[start Data supplied]

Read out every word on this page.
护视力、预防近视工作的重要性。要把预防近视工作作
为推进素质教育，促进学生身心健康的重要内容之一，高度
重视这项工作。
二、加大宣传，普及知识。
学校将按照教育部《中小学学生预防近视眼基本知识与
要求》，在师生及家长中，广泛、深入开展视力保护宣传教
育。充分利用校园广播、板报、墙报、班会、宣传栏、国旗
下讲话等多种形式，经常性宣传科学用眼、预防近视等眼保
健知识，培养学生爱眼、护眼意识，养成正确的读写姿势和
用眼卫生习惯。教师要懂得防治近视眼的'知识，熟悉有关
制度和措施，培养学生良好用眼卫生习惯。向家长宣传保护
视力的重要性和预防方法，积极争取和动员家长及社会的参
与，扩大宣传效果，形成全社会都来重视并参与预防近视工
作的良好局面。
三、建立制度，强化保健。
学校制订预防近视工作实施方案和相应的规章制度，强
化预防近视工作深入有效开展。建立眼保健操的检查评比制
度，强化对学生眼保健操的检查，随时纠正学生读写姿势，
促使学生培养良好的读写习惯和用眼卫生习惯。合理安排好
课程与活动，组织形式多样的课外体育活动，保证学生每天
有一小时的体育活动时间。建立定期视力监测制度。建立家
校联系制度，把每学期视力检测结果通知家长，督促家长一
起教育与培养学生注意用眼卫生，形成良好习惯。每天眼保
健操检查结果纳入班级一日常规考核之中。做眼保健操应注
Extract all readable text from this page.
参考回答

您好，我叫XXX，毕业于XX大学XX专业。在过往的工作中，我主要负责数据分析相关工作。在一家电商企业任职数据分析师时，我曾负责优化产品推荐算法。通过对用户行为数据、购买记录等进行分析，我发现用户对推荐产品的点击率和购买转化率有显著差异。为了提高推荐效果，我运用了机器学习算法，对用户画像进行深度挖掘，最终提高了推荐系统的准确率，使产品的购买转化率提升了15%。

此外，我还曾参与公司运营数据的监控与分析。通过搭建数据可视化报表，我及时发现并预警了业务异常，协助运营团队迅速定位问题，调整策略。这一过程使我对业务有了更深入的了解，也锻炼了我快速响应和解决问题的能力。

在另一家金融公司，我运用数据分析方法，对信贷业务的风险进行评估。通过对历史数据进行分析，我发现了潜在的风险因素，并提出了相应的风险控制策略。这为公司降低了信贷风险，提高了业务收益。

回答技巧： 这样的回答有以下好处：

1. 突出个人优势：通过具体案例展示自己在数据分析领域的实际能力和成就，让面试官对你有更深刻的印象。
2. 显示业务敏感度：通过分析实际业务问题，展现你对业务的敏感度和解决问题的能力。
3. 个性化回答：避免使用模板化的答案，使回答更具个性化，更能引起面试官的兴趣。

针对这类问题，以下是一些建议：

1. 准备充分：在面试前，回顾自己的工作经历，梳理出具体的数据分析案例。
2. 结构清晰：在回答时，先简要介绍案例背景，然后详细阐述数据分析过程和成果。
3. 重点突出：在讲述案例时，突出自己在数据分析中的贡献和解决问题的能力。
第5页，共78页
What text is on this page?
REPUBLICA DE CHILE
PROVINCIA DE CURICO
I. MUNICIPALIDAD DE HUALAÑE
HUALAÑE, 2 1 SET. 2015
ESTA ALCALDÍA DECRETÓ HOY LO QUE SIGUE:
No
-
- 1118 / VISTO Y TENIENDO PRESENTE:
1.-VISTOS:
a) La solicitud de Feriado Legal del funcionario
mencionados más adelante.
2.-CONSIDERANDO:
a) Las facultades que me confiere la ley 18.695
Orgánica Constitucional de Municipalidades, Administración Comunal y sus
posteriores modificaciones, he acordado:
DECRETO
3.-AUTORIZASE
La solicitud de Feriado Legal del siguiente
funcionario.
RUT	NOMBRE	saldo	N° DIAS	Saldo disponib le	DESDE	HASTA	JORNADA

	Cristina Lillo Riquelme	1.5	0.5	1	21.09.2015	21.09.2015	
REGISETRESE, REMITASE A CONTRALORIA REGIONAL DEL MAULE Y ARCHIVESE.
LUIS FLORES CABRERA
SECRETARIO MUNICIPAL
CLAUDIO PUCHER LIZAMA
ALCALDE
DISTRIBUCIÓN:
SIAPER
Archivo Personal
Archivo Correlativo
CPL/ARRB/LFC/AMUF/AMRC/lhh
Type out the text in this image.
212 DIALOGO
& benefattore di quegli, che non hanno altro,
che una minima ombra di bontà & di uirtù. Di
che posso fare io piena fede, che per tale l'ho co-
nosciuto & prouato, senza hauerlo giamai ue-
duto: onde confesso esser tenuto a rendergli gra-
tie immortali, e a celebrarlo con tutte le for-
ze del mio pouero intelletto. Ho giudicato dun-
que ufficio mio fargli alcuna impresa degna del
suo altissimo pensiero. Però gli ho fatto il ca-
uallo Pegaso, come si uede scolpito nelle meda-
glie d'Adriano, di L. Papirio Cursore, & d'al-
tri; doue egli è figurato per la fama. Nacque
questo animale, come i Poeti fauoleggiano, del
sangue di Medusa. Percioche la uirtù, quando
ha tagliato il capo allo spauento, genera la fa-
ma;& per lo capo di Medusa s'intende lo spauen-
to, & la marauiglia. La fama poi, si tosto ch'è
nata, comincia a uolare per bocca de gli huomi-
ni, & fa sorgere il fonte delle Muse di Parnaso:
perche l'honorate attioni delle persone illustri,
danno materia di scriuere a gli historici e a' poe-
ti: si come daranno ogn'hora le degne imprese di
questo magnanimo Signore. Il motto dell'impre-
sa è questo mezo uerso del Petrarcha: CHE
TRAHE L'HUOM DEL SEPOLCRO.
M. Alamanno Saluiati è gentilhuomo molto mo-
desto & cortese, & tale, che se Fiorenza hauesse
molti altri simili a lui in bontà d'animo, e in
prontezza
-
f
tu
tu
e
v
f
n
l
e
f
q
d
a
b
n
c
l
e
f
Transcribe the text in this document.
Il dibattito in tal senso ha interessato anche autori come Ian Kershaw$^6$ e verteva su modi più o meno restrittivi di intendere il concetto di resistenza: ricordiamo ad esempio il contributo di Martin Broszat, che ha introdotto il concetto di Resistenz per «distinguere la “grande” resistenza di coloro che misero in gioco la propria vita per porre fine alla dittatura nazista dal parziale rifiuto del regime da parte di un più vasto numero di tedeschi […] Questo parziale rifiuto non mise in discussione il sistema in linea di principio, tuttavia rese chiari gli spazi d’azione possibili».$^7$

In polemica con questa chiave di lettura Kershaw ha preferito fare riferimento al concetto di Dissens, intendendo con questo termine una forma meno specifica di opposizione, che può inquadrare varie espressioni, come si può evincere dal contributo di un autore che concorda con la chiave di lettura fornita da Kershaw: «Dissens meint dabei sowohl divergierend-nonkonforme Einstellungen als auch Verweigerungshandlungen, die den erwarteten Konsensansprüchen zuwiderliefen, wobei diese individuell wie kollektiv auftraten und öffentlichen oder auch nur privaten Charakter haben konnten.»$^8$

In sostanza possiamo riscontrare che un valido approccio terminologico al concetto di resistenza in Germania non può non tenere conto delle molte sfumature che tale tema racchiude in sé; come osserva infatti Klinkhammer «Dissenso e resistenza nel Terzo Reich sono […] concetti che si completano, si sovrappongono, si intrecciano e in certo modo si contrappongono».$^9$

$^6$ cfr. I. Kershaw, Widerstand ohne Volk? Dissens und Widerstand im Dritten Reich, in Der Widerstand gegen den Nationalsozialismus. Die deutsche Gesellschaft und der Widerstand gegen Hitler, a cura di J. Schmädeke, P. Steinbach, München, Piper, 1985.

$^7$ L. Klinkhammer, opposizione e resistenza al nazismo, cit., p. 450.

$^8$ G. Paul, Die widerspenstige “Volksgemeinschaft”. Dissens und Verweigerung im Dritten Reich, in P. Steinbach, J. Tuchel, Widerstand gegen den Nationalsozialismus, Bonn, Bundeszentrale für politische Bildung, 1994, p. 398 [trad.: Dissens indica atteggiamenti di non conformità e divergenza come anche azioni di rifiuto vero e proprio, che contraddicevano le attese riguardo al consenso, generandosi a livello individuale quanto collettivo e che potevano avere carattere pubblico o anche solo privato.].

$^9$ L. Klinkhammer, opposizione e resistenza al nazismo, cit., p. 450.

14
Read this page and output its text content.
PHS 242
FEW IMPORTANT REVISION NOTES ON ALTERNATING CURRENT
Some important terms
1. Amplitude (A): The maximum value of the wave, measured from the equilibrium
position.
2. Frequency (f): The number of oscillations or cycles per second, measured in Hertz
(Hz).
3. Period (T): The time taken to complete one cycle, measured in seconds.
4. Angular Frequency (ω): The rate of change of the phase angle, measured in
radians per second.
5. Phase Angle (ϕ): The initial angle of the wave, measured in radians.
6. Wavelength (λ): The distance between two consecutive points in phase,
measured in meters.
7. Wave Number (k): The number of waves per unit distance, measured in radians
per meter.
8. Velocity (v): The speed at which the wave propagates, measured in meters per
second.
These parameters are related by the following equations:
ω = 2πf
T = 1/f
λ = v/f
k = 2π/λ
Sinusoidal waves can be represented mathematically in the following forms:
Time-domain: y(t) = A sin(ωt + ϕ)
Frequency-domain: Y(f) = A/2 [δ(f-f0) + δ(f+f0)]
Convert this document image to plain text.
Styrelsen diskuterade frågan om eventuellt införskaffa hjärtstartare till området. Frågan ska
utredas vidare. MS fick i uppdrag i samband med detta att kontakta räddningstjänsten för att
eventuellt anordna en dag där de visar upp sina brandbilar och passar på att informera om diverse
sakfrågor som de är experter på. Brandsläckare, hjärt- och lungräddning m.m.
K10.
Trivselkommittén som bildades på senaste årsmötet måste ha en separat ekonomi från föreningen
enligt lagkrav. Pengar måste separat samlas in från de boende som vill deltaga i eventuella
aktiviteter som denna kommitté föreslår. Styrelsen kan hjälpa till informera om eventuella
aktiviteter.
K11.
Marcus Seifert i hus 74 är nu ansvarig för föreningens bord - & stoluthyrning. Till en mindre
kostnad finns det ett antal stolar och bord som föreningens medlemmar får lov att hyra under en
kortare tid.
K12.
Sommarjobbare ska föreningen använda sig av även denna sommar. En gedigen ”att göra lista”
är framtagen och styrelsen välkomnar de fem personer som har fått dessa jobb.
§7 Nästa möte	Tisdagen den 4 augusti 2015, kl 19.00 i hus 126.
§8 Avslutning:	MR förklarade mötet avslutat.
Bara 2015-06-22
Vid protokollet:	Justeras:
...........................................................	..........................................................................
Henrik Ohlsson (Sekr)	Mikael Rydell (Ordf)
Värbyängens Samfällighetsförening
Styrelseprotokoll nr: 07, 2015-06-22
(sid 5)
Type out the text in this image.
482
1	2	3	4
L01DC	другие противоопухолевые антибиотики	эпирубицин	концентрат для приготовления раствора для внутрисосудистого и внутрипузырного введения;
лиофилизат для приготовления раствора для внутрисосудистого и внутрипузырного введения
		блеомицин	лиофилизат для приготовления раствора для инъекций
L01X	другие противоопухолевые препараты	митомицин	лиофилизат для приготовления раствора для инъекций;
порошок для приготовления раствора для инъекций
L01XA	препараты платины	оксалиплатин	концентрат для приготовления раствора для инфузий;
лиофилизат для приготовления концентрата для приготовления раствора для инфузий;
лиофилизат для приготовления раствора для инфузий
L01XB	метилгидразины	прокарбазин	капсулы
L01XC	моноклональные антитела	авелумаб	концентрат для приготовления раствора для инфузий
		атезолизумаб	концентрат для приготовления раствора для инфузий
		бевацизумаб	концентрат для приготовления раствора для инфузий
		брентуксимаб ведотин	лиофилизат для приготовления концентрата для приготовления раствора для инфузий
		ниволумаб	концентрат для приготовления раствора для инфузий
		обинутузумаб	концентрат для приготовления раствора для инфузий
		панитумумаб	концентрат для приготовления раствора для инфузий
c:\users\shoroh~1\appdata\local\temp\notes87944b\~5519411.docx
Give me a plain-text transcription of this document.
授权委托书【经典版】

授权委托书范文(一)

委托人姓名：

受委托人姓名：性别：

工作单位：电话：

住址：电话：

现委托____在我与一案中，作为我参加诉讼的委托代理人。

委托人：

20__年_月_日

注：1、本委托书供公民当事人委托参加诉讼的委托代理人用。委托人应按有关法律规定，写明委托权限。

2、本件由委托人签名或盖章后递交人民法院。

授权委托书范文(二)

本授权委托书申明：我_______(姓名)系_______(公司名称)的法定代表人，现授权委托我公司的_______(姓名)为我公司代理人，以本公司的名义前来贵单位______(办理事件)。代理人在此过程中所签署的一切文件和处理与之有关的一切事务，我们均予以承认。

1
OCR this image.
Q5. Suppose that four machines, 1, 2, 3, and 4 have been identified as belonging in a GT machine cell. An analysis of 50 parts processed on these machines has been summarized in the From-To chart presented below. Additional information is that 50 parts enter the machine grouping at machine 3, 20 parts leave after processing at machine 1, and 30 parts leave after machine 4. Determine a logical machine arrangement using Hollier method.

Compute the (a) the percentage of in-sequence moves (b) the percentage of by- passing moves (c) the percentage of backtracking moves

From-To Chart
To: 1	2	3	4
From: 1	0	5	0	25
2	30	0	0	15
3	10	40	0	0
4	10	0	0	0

[end Data supplied]

Gather up every line from the listing above in which the word "concetto" occurs.

Il dibattito in tal senso ha interessato anche autori come Ian Kershaw$^6$ e verteva su modi più o meno restrittivi di intendere il concetto di resistenza: ricordiamo ad esempio il contributo di Martin Broszat, che ha introdotto il concetto di Resistenz per «distinguere la “grande” resistenza di coloro che misero in gioco la propria vita per porre fine alla dittatura nazista dal parziale rifiuto del regime da parte di un più vasto numero di tedeschi […] Questo parziale rifiuto non mise in discussione il sistema in linea di principio, tuttavia rese chiari gli spazi d’azione possibili».$^7$
In polemica con questa chiave di lettura Kershaw ha preferito fare riferimento al concetto di Dissens, intendendo con questo termine una forma meno specifica di opposizione, che può inquadrare varie espressioni, come si può evincere dal contributo di un autore che concorda con la chiave di lettura fornita da Kershaw: «Dissens meint dabei sowohl divergierend-nonkonforme Einstellungen als auch Verweigerungshandlungen, die den erwarteten Konsensansprüchen zuwiderliefen, wobei diese individuell wie kollektiv auftraten und öffentlichen oder auch nur privaten Charakter haben konnten.»$^8$
In sostanza possiamo riscontrare che un valido approccio terminologico al concetto di resistenza in Germania non può non tenere conto delle molte sfumature che tale tema racchiude in sé; come osserva infatti Klinkhammer «Dissenso e resistenza nel Terzo Reich sono […] concetti che si completano, si sovrappongono, si intrecciano e in certo modo si contrappongono».$^9$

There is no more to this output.